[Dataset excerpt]
--- start ---

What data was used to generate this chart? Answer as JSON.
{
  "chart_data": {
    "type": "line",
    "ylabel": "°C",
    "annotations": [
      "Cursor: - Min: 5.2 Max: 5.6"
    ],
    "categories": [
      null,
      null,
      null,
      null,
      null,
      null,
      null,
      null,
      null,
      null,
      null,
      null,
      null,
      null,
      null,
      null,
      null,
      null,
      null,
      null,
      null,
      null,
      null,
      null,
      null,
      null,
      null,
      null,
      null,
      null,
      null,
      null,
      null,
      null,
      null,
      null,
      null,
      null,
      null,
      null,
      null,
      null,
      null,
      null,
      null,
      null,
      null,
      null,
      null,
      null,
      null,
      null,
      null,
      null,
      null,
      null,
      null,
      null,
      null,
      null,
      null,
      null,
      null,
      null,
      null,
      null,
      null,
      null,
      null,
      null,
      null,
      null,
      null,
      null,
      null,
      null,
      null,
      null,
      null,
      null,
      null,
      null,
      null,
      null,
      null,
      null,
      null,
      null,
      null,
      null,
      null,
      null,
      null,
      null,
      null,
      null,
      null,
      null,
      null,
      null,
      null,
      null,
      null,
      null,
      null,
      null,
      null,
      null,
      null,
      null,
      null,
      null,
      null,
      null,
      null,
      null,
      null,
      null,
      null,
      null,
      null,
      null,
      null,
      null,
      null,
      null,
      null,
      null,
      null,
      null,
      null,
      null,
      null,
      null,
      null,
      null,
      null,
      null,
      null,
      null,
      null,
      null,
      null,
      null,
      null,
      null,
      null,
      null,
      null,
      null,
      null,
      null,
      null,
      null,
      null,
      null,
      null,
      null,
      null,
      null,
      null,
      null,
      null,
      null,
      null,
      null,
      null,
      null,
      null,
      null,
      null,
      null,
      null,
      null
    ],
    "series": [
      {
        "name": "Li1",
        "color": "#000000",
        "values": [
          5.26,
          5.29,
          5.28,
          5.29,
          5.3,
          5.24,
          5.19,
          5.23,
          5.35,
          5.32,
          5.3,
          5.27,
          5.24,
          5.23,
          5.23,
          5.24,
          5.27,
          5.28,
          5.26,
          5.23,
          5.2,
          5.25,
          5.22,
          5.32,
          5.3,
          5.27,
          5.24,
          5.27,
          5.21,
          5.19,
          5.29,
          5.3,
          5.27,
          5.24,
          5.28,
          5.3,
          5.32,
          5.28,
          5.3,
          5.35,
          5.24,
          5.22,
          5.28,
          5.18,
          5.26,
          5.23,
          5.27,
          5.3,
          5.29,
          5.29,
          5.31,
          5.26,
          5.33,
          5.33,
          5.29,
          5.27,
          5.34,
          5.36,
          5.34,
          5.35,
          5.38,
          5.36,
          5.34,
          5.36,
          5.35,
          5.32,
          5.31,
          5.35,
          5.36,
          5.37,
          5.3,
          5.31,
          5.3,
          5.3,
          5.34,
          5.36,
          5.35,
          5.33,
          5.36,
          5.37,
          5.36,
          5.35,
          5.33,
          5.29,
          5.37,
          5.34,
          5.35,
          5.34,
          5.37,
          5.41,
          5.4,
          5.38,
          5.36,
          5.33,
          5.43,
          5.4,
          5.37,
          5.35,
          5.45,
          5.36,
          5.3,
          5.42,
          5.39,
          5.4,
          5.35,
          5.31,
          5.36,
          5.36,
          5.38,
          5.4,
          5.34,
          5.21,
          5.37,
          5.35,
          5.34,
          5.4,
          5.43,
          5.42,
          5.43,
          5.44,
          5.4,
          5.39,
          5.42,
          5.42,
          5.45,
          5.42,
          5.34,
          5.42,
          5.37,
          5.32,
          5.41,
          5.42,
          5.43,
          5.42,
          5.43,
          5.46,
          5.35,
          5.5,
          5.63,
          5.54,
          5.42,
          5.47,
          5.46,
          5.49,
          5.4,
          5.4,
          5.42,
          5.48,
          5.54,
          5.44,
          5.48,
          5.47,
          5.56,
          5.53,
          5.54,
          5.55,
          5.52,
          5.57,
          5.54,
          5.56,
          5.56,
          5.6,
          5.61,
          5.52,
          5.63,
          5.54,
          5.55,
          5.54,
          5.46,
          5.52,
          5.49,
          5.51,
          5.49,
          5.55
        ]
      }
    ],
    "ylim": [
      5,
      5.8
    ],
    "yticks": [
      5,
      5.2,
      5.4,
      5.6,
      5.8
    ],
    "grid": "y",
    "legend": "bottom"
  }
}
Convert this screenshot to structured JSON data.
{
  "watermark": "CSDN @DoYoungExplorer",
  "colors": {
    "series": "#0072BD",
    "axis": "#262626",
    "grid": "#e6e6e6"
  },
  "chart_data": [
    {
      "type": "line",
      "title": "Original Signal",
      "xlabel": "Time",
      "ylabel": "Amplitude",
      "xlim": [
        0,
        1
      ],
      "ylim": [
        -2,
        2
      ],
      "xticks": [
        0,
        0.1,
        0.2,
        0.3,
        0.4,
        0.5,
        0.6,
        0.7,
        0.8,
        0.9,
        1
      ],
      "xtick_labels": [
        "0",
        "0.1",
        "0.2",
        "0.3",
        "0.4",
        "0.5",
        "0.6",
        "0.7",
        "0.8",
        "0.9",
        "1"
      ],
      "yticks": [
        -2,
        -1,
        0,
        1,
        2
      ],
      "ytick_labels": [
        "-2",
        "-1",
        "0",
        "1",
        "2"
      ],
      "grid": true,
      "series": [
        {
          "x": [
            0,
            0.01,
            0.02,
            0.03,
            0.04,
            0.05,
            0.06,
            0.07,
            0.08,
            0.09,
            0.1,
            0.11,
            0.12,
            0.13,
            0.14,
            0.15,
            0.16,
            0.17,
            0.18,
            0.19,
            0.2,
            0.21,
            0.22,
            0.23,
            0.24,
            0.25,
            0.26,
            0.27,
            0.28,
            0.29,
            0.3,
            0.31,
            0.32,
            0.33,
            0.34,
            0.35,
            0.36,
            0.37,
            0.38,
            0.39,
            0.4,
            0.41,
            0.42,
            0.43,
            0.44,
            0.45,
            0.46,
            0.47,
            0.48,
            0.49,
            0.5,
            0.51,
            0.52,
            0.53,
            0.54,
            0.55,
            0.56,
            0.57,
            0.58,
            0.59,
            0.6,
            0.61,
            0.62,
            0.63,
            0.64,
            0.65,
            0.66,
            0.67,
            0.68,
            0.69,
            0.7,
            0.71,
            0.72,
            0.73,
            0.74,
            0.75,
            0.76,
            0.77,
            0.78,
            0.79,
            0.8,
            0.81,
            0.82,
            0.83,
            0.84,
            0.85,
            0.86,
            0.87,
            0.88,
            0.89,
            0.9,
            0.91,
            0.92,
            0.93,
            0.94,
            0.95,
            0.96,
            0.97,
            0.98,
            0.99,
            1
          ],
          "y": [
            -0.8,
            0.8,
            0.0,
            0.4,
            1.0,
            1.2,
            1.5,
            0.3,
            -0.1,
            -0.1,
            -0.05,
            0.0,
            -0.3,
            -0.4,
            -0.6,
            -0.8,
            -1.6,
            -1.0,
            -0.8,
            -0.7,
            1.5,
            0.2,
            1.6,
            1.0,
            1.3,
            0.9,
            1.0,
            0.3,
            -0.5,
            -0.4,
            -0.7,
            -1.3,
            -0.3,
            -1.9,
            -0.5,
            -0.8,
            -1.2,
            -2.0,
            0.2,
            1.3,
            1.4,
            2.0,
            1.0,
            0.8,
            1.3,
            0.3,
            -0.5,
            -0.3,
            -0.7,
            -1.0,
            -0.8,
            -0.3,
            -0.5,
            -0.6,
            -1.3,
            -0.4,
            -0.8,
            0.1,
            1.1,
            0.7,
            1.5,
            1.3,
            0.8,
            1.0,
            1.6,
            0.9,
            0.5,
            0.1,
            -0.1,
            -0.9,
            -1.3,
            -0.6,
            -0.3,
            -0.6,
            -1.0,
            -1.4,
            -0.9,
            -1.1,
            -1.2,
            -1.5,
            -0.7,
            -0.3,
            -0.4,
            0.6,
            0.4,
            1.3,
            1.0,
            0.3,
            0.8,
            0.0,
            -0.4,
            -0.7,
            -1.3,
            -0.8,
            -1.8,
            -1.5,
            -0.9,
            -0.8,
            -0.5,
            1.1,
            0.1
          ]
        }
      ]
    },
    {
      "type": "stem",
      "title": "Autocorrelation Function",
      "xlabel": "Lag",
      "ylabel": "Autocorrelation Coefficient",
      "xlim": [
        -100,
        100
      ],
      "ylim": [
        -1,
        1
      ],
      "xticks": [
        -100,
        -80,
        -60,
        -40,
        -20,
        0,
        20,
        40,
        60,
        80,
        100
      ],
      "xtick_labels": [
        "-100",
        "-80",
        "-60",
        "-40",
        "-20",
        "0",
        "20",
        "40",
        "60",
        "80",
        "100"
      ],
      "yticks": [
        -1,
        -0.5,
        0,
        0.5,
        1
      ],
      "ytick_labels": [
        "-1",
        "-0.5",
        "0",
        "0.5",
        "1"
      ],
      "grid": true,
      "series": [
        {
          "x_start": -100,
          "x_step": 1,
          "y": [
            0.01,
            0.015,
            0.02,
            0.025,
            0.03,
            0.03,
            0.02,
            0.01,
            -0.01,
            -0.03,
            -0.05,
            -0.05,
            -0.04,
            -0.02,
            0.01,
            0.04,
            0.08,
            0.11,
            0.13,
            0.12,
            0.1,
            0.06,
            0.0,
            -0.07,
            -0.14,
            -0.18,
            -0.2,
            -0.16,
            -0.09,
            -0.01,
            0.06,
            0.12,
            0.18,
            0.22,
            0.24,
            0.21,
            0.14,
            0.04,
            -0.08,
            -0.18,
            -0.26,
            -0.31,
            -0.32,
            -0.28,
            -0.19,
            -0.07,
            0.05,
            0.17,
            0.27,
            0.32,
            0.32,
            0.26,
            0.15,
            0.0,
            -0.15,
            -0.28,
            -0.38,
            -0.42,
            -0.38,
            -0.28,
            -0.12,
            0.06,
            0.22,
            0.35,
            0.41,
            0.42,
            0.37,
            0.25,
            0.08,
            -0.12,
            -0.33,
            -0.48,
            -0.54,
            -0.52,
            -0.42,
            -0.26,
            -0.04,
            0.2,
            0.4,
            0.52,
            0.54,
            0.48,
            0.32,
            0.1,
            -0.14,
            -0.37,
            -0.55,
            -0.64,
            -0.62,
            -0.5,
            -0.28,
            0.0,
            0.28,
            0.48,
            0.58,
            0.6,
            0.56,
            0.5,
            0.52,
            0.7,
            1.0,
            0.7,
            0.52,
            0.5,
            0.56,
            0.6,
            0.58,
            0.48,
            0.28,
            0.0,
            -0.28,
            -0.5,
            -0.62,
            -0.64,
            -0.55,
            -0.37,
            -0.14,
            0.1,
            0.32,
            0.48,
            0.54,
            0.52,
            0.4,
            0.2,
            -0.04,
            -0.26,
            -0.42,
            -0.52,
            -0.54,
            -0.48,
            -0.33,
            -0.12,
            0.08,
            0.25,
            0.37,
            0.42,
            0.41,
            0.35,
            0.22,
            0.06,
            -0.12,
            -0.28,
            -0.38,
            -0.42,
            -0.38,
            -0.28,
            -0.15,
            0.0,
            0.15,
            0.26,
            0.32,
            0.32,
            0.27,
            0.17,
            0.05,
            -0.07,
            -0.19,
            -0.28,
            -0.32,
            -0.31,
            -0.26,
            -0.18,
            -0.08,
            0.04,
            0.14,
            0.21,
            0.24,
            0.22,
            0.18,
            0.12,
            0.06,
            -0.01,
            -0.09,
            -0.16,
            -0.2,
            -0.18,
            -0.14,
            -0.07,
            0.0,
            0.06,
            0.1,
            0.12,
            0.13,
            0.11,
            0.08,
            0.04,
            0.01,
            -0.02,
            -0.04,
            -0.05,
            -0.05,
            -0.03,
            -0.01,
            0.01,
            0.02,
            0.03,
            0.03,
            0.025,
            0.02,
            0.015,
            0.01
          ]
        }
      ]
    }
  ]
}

--- end ---

What to produce: Copy all lines above containing the string "title".

Solution to this exercise:
      "title": "Original Signal",
      "title": "Autocorrelation Function",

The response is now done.